### Task to complete
Repeat the data from the line containing "column-number-1: 1 <box>57 61 87 69</box>" through the line containing "table-row <box>57 462 587 479</box>", with both of those lines included, and change nothing.

----

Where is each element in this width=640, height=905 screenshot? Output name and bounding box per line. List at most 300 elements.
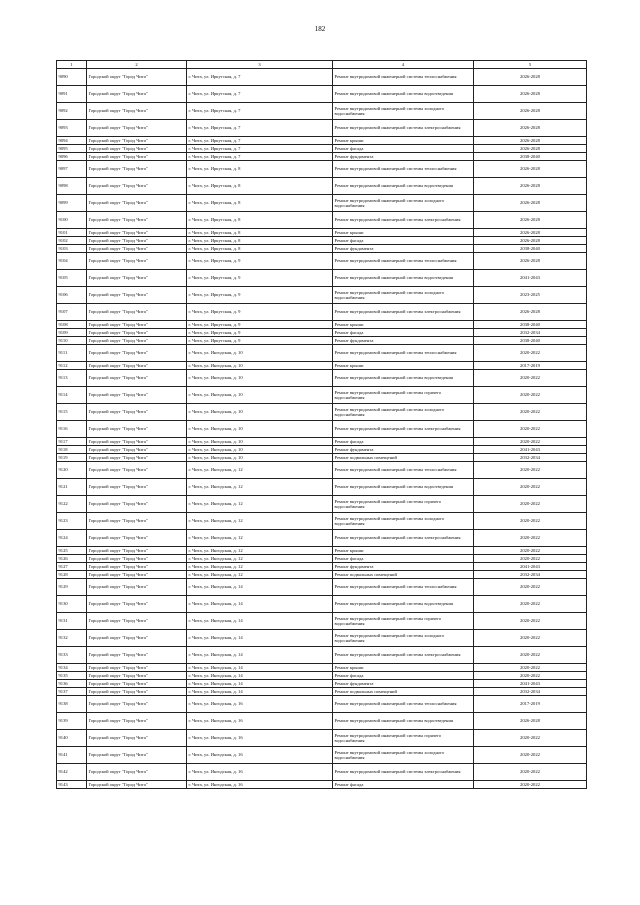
column-number-1: 1 <box>57 61 87 69</box>
row-number: 9124 <box>57 530 87 547</box>
column-number-5: 5 <box>474 61 587 69</box>
row-number: 9101 <box>57 229 87 237</box>
period-cell: 2020-2022 <box>474 764 587 781</box>
municipality-cell: Городской округ "Город Чита" <box>87 237 187 245</box>
table-row <box>57 781 587 789</box>
table-row <box>57 630 587 647</box>
work-type-cell: Ремонт подвальных помещений <box>333 571 474 579</box>
table-row <box>57 496 587 513</box>
municipality-cell: Городской округ "Город Чита" <box>87 613 187 630</box>
address-cell: г. Чита, ул. Ингодская, д. 14 <box>187 680 333 688</box>
work-type-cell: Ремонт фундамента <box>333 680 474 688</box>
work-type-cell: Ремонт фасада <box>333 438 474 446</box>
address-cell: г. Чита, ул. Ингодская, д. 16 <box>187 781 333 789</box>
period-cell: 2041-2043 <box>474 680 587 688</box>
address-cell: г. Чита, ул. Ингодская, д. 14 <box>187 613 333 630</box>
address-cell: г. Чита, ул. Ингодская, д. 14 <box>187 664 333 672</box>
municipality-cell: Городской округ "Город Чита" <box>87 664 187 672</box>
municipality-cell: Городской округ "Город Чита" <box>87 387 187 404</box>
table-row <box>57 462 587 479</box>
address-cell: г. Чита, ул. Ингодская, д. 10 <box>187 404 333 421</box>
row-number: 9130 <box>57 596 87 613</box>
work-type-cell: Ремонт фасада <box>333 329 474 337</box>
municipality-cell: Городской округ "Город Чита" <box>87 329 187 337</box>
municipality-cell: Городской округ "Город Чита" <box>87 178 187 195</box>
period-cell: 2020-2022 <box>474 513 587 530</box>
address-cell: г. Чита, ул. Иркутская, д. 9 <box>187 304 333 321</box>
municipality-cell: Городской округ "Город Чита" <box>87 530 187 547</box>
row-number: 9110 <box>57 337 87 345</box>
address-cell: г. Чита, ул. Ингодская, д. 14 <box>187 596 333 613</box>
address-cell: г. Чита, ул. Ингодская, д. 12 <box>187 555 333 563</box>
work-type-cell: Ремонт подвальных помещений <box>333 454 474 462</box>
period-cell: 2026-2028 <box>474 120 587 137</box>
municipality-cell: Городской округ "Город Чита" <box>87 496 187 513</box>
row-number: 9100 <box>57 212 87 229</box>
municipality-cell: Городской округ "Город Чита" <box>87 446 187 454</box>
address-cell: г. Чита, ул. Иркутская, д. 7 <box>187 137 333 145</box>
address-cell: г. Чита, ул. Ингодская, д. 16 <box>187 747 333 764</box>
work-type-cell: Ремонт внутридомовой инженерной системы электроснабжения <box>333 304 474 321</box>
municipality-cell: Городской округ "Город Чита" <box>87 337 187 345</box>
row-number: 9134 <box>57 664 87 672</box>
work-type-cell: Ремонт внутридомовой инженерной системы теплоснабжения <box>333 69 474 86</box>
column-number-4: 4 <box>333 61 474 69</box>
address-cell: г. Чита, ул. Ингодская, д. 10 <box>187 454 333 462</box>
period-cell: 2026-2028 <box>474 86 587 103</box>
table-row <box>57 229 587 237</box>
row-number: 9125 <box>57 547 87 555</box>
municipality-cell: Городской округ "Город Чита" <box>87 103 187 120</box>
work-type-cell: Ремонт внутридомовой инженерной системы водоотведения <box>333 479 474 496</box>
period-cell: 2032-2034 <box>474 329 587 337</box>
table-row <box>57 103 587 120</box>
municipality-cell: Городской округ "Город Чита" <box>87 321 187 329</box>
address-cell: г. Чита, ул. Иркутская, д. 8 <box>187 161 333 178</box>
municipality-cell: Городской округ "Город Чита" <box>87 145 187 153</box>
address-cell: г. Чита, ул. Ингодская, д. 14 <box>187 579 333 596</box>
municipality-cell: Городской округ "Город Чита" <box>87 713 187 730</box>
row-number: 9117 <box>57 438 87 446</box>
period-cell: 2020-2022 <box>474 462 587 479</box>
row-number: 9135 <box>57 672 87 680</box>
table-row <box>57 688 587 696</box>
municipality-cell: Городской округ "Город Чита" <box>87 270 187 287</box>
work-type-cell: Ремонт внутридомовой инженерной системы горячего водоснабжения <box>333 496 474 513</box>
municipality-cell: Городской округ "Город Чита" <box>87 571 187 579</box>
address-cell: г. Чита, ул. Ингодская, д. 10 <box>187 438 333 446</box>
work-type-cell: Ремонт внутридомовой инженерной системы холодного водоснабжения <box>333 630 474 647</box>
municipality-cell: Городской округ "Город Чита" <box>87 161 187 178</box>
row-number: 9139 <box>57 713 87 730</box>
period-cell: 2020-2022 <box>474 664 587 672</box>
table-row <box>57 571 587 579</box>
period-cell: 2020-2022 <box>474 438 587 446</box>
row-number: 9091 <box>57 86 87 103</box>
row-number: 9123 <box>57 513 87 530</box>
municipality-cell: Городской округ "Город Чита" <box>87 120 187 137</box>
table-row <box>57 304 587 321</box>
work-type-cell: Ремонт внутридомовой инженерной системы теплоснабжения <box>333 696 474 713</box>
municipality-cell: Городской округ "Город Чита" <box>87 69 187 86</box>
table-row <box>57 86 587 103</box>
work-type-cell: Ремонт внутридомовой инженерной системы холодного водоснабжения <box>333 747 474 764</box>
municipality-cell: Городской округ "Город Чита" <box>87 696 187 713</box>
period-cell: 2020-2022 <box>474 387 587 404</box>
row-number: 9133 <box>57 647 87 664</box>
period-cell: 2020-2022 <box>474 672 587 680</box>
work-type-cell: Ремонт фасада <box>333 672 474 680</box>
work-type-cell: Ремонт внутридомовой инженерной системы электроснабжения <box>333 530 474 547</box>
period-cell: 2038-2040 <box>474 321 587 329</box>
table-row <box>57 245 587 253</box>
table-row <box>57 178 587 195</box>
work-type-cell: Ремонт крыши <box>333 137 474 145</box>
row-number: 9090 <box>57 69 87 86</box>
period-cell: 2023-2025 <box>474 287 587 304</box>
municipality-cell: Городской округ "Город Чита" <box>87 229 187 237</box>
table-row <box>57 696 587 713</box>
address-cell: г. Чита, ул. Ингодская, д. 10 <box>187 370 333 387</box>
row-number: 9092 <box>57 103 87 120</box>
municipality-cell: Городской округ "Город Чита" <box>87 304 187 321</box>
municipality-cell: Городской округ "Город Чита" <box>87 630 187 647</box>
address-cell: г. Чита, ул. Иркутская, д. 7 <box>187 103 333 120</box>
work-type-cell: Ремонт фасада <box>333 145 474 153</box>
page-number: 182 <box>314 25 326 33</box>
row-number: 9103 <box>57 245 87 253</box>
address-cell: г. Чита, ул. Ингодская, д. 10 <box>187 362 333 370</box>
period-cell: 2020-2022 <box>474 579 587 596</box>
row-number: 9140 <box>57 730 87 747</box>
row-number: 9114 <box>57 387 87 404</box>
work-type-cell: Ремонт внутридомовой инженерной системы теплоснабжения <box>333 579 474 596</box>
address-cell: г. Чита, ул. Иркутская, д. 7 <box>187 120 333 137</box>
work-type-cell: Ремонт подвальных помещений <box>333 688 474 696</box>
municipality-cell: Городской округ "Город Чита" <box>87 438 187 446</box>
work-type-cell: Ремонт внутридомовой инженерной системы теплоснабжения <box>333 253 474 270</box>
row-number: 9106 <box>57 287 87 304</box>
table-row <box>57 337 587 345</box>
table-row <box>57 446 587 454</box>
municipality-cell: Городской округ "Город Чита" <box>87 563 187 571</box>
table-row <box>57 530 587 547</box>
table-row <box>57 404 587 421</box>
municipality-cell: Городской округ "Город Чита" <box>87 781 187 789</box>
table-row <box>57 555 587 563</box>
period-cell: 2032-2034 <box>474 571 587 579</box>
period-cell: 2026-2028 <box>474 195 587 212</box>
row-number: 9138 <box>57 696 87 713</box>
address-cell: г. Чита, ул. Иркутская, д. 9 <box>187 287 333 304</box>
address-cell: г. Чита, ул. Ингодская, д. 14 <box>187 630 333 647</box>
municipality-cell: Городской округ "Город Чита" <box>87 555 187 563</box>
municipality-cell: Городской округ "Город Чита" <box>87 153 187 161</box>
municipality-cell: Городской округ "Город Чита" <box>87 404 187 421</box>
table-row <box>57 237 587 245</box>
period-cell: 2017-2019 <box>474 362 587 370</box>
table-row <box>57 672 587 680</box>
row-number: 9093 <box>57 120 87 137</box>
municipality-cell: Городской округ "Город Чита" <box>87 680 187 688</box>
municipality-cell: Городской округ "Город Чита" <box>87 579 187 596</box>
period-cell: 2026-2028 <box>474 103 587 120</box>
work-type-cell: Ремонт внутридомовой инженерной системы холодного водоснабжения <box>333 287 474 304</box>
row-number: 9118 <box>57 446 87 454</box>
work-type-cell: Ремонт внутридомовой инженерной системы водоотведения <box>333 370 474 387</box>
row-number: 9098 <box>57 178 87 195</box>
work-type-cell: Ремонт фундамента <box>333 446 474 454</box>
table-row <box>57 387 587 404</box>
municipality-cell: Городской округ "Город Чита" <box>87 370 187 387</box>
row-number: 9116 <box>57 421 87 438</box>
table-row <box>57 212 587 229</box>
address-cell: г. Чита, ул. Ингодская, д. 12 <box>187 563 333 571</box>
period-cell: 2041-2043 <box>474 446 587 454</box>
row-number: 9120 <box>57 462 87 479</box>
work-type-cell: Ремонт внутридомовой инженерной системы теплоснабжения <box>333 345 474 362</box>
municipality-cell: Городской округ "Город Чита" <box>87 479 187 496</box>
municipality-cell: Городской округ "Город Чита" <box>87 547 187 555</box>
period-cell: 2026-2028 <box>474 212 587 229</box>
municipality-cell: Городской округ "Город Чита" <box>87 195 187 212</box>
table-row <box>57 513 587 530</box>
row-number: 9121 <box>57 479 87 496</box>
row-number: 9097 <box>57 161 87 178</box>
address-cell: г. Чита, ул. Ингодская, д. 12 <box>187 462 333 479</box>
work-type-cell: Ремонт внутридомовой инженерной системы холодного водоснабжения <box>333 513 474 530</box>
municipality-cell: Городской округ "Город Чита" <box>87 730 187 747</box>
address-cell: г. Чита, ул. Иркутская, д. 8 <box>187 229 333 237</box>
work-type-cell: Ремонт внутридомовой инженерной системы водоотведения <box>333 270 474 287</box>
work-type-cell: Ремонт внутридомовой инженерной системы водоотведения <box>333 596 474 613</box>
row-number: 9122 <box>57 496 87 513</box>
work-type-cell: Ремонт внутридомовой инженерной системы горячего водоснабжения <box>333 730 474 747</box>
table-row <box>57 764 587 781</box>
period-cell: 2032-2034 <box>474 688 587 696</box>
period-cell: 2020-2022 <box>474 479 587 496</box>
row-number: 9107 <box>57 304 87 321</box>
row-number: 9115 <box>57 404 87 421</box>
address-cell: г. Чита, ул. Иркутская, д. 7 <box>187 153 333 161</box>
table-row <box>57 137 587 145</box>
row-number: 9129 <box>57 579 87 596</box>
table-row <box>57 664 587 672</box>
address-cell: г. Чита, ул. Иркутская, д. 7 <box>187 145 333 153</box>
period-cell: 2020-2022 <box>474 370 587 387</box>
period-cell: 2038-2040 <box>474 153 587 161</box>
period-cell: 2038-2040 <box>474 337 587 345</box>
table-row <box>57 596 587 613</box>
municipality-cell: Городской округ "Город Чита" <box>87 345 187 362</box>
work-type-cell: Ремонт внутридомовой инженерной системы электроснабжения <box>333 212 474 229</box>
table-row <box>57 579 587 596</box>
work-type-cell: Ремонт внутридомовой инженерной системы холодного водоснабжения <box>333 404 474 421</box>
period-cell: 2026-2028 <box>474 229 587 237</box>
period-cell: 2026-2028 <box>474 161 587 178</box>
address-cell: г. Чита, ул. Ингодская, д. 16 <box>187 764 333 781</box>
row-number: 9137 <box>57 688 87 696</box>
address-cell: г. Чита, ул. Ингодская, д. 16 <box>187 730 333 747</box>
address-cell: г. Чита, ул. Ингодская, д. 12 <box>187 530 333 547</box>
table-row <box>57 713 587 730</box>
period-cell: 2032-2034 <box>474 454 587 462</box>
period-cell: 2026-2028 <box>474 253 587 270</box>
period-cell: 2026-2028 <box>474 145 587 153</box>
table-body <box>57 61 587 789</box>
period-cell: 2041-2043 <box>474 563 587 571</box>
row-number: 9131 <box>57 613 87 630</box>
municipality-cell: Городской округ "Город Чита" <box>87 454 187 462</box>
municipality-cell: Городской округ "Город Чита" <box>87 647 187 664</box>
table-row <box>57 153 587 161</box>
work-type-cell: Ремонт внутридомовой инженерной системы холодного водоснабжения <box>333 195 474 212</box>
period-cell: 2020-2022 <box>474 345 587 362</box>
work-type-cell: Ремонт фасада <box>333 555 474 563</box>
address-cell: г. Чита, ул. Ингодская, д. 12 <box>187 496 333 513</box>
period-cell: 2041-2043 <box>474 270 587 287</box>
municipality-cell: Городской округ "Город Чита" <box>87 764 187 781</box>
work-type-cell: Ремонт крыши <box>333 664 474 672</box>
period-cell: 2026-2028 <box>474 304 587 321</box>
address-cell: г. Чита, ул. Ингодская, д. 16 <box>187 713 333 730</box>
address-cell: г. Чита, ул. Ингодская, д. 12 <box>187 513 333 530</box>
municipality-cell: Городской округ "Город Чита" <box>87 362 187 370</box>
municipality-cell: Городской округ "Город Чита" <box>87 86 187 103</box>
row-number: 9112 <box>57 362 87 370</box>
municipality-cell: Городской округ "Город Чита" <box>87 672 187 680</box>
row-number: 9102 <box>57 237 87 245</box>
address-cell: г. Чита, ул. Ингодская, д. 14 <box>187 688 333 696</box>
municipality-cell: Городской округ "Город Чита" <box>87 462 187 479</box>
repair-schedule-table <box>56 60 587 789</box>
work-type-cell: Ремонт внутридомовой инженерной системы электроснабжения <box>333 421 474 438</box>
work-type-cell: Ремонт фундамента <box>333 245 474 253</box>
row-number: 9105 <box>57 270 87 287</box>
work-type-cell: Ремонт внутридомовой инженерной системы электроснабжения <box>333 764 474 781</box>
municipality-cell: Городской округ "Город Чита" <box>87 212 187 229</box>
address-cell: г. Чита, ул. Ингодская, д. 12 <box>187 479 333 496</box>
work-type-cell: Ремонт крыши <box>333 321 474 329</box>
table-row <box>57 563 587 571</box>
address-cell: г. Чита, ул. Иркутская, д. 8 <box>187 237 333 245</box>
period-cell: 2020-2022 <box>474 404 587 421</box>
table-row <box>57 69 587 86</box>
row-number: 9128 <box>57 571 87 579</box>
row-number: 9095 <box>57 145 87 153</box>
row-number: 9113 <box>57 370 87 387</box>
municipality-cell: Городской округ "Город Чита" <box>87 688 187 696</box>
column-number-row <box>57 61 587 69</box>
period-cell: 2020-2022 <box>474 421 587 438</box>
address-cell: г. Чита, ул. Ингодская, д. 10 <box>187 446 333 454</box>
row-number: 9127 <box>57 563 87 571</box>
table-row <box>57 362 587 370</box>
row-number: 9099 <box>57 195 87 212</box>
table-row <box>57 613 587 630</box>
period-cell: 2020-2022 <box>474 555 587 563</box>
row-number: 9143 <box>57 781 87 789</box>
row-number: 9119 <box>57 454 87 462</box>
work-type-cell: Ремонт фундамента <box>333 337 474 345</box>
address-cell: г. Чита, ул. Ингодская, д. 16 <box>187 696 333 713</box>
period-cell: 2020-2022 <box>474 613 587 630</box>
municipality-cell: Городской округ "Город Чита" <box>87 253 187 270</box>
work-type-cell: Ремонт фасада <box>333 237 474 245</box>
table-row <box>57 329 587 337</box>
address-cell: г. Чита, ул. Иркутская, д. 8 <box>187 212 333 229</box>
municipality-cell: Городской округ "Город Чита" <box>87 137 187 145</box>
work-type-cell: Ремонт внутридомовой инженерной системы горячего водоснабжения <box>333 613 474 630</box>
table-row <box>57 120 587 137</box>
municipality-cell: Городской округ "Город Чита" <box>87 596 187 613</box>
table-row <box>57 253 587 270</box>
period-cell: 2026-2028 <box>474 237 587 245</box>
table-row <box>57 647 587 664</box>
address-cell: г. Чита, ул. Ингодская, д. 14 <box>187 672 333 680</box>
table-row <box>57 161 587 178</box>
work-type-cell: Ремонт внутридомовой инженерной системы теплоснабжения <box>333 161 474 178</box>
table-row <box>57 747 587 764</box>
table-row <box>57 270 587 287</box>
municipality-cell: Городской округ "Город Чита" <box>87 245 187 253</box>
table-row <box>57 145 587 153</box>
work-type-cell: Ремонт внутридомовой инженерной системы теплоснабжения <box>333 462 474 479</box>
address-cell: г. Чита, ул. Иркутская, д. 7 <box>187 69 333 86</box>
period-cell: 2020-2022 <box>474 596 587 613</box>
column-number-2: 2 <box>87 61 187 69</box>
table-row <box>57 287 587 304</box>
address-cell: г. Чита, ул. Ингодская, д. 12 <box>187 571 333 579</box>
work-type-cell: Ремонт крыши <box>333 547 474 555</box>
row-number: 9136 <box>57 680 87 688</box>
table-row <box>57 730 587 747</box>
period-cell: 2017-2019 <box>474 696 587 713</box>
period-cell: 2026-2028 <box>474 69 587 86</box>
period-cell: 2020-2022 <box>474 747 587 764</box>
work-type-cell: Ремонт внутридомовой инженерной системы электроснабжения <box>333 120 474 137</box>
work-type-cell: Ремонт внутридомовой инженерной системы холодного водоснабжения <box>333 103 474 120</box>
period-cell: 2026-2028 <box>474 137 587 145</box>
period-cell: 2026-2028 <box>474 178 587 195</box>
address-cell: г. Чита, ул. Ингодская, д. 10 <box>187 421 333 438</box>
address-cell: г. Чита, ул. Ингодская, д. 10 <box>187 387 333 404</box>
table-row <box>57 345 587 362</box>
table-row <box>57 370 587 387</box>
address-cell: г. Чита, ул. Иркутская, д. 9 <box>187 337 333 345</box>
address-cell: г. Чита, ул. Иркутская, д. 8 <box>187 178 333 195</box>
address-cell: г. Чита, ул. Иркутская, д. 8 <box>187 195 333 212</box>
table-row <box>57 479 587 496</box>
period-cell: 2020-2022 <box>474 630 587 647</box>
work-type-cell: Ремонт фундамента <box>333 563 474 571</box>
row-number: 9109 <box>57 329 87 337</box>
work-type-cell: Ремонт крыши <box>333 362 474 370</box>
table-row <box>57 321 587 329</box>
municipality-cell: Городской округ "Город Чита" <box>87 287 187 304</box>
table-row <box>57 680 587 688</box>
address-cell: г. Чита, ул. Ингодская, д. 14 <box>187 647 333 664</box>
period-cell: 2020-2022 <box>474 530 587 547</box>
address-cell: г. Чита, ул. Иркутская, д. 8 <box>187 245 333 253</box>
table-row <box>57 421 587 438</box>
row-number: 9096 <box>57 153 87 161</box>
period-cell: 2020-2022 <box>474 781 587 789</box>
row-number: 9094 <box>57 137 87 145</box>
work-type-cell: Ремонт фасада <box>333 781 474 789</box>
municipality-cell: Городской округ "Город Чита" <box>87 747 187 764</box>
period-cell: 2020-2022 <box>474 647 587 664</box>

----

### Task solution
column-number-1: 1 <box>57 61 87 69</box>
row-number: 9124 <box>57 530 87 547</box>
column-number-5: 5 <box>474 61 587 69</box>
row-number: 9101 <box>57 229 87 237</box>
period-cell: 2020-2022 <box>474 764 587 781</box>
municipality-cell: Городской округ "Город Чита" <box>87 237 187 245</box>
table-row <box>57 781 587 789</box>
table-row <box>57 630 587 647</box>
work-type-cell: Ремонт подвальных помещений <box>333 571 474 579</box>
table-row <box>57 496 587 513</box>
municipality-cell: Городской округ "Город Чита" <box>87 613 187 630</box>
address-cell: г. Чита, ул. Ингодская, д. 14 <box>187 680 333 688</box>
work-type-cell: Ремонт фундамента <box>333 680 474 688</box>
work-type-cell: Ремонт фасада <box>333 438 474 446</box>
address-cell: г. Чита, ул. Ингодская, д. 16 <box>187 781 333 789</box>
period-cell: 2041-2043 <box>474 680 587 688</box>
address-cell: г. Чита, ул. Ингодская, д. 14 <box>187 613 333 630</box>
address-cell: г. Чита, ул. Ингодская, д. 14 <box>187 664 333 672</box>
municipality-cell: Городской округ "Город Чита" <box>87 664 187 672</box>
municipality-cell: Городской округ "Город Чита" <box>87 387 187 404</box>
table-row <box>57 462 587 479</box>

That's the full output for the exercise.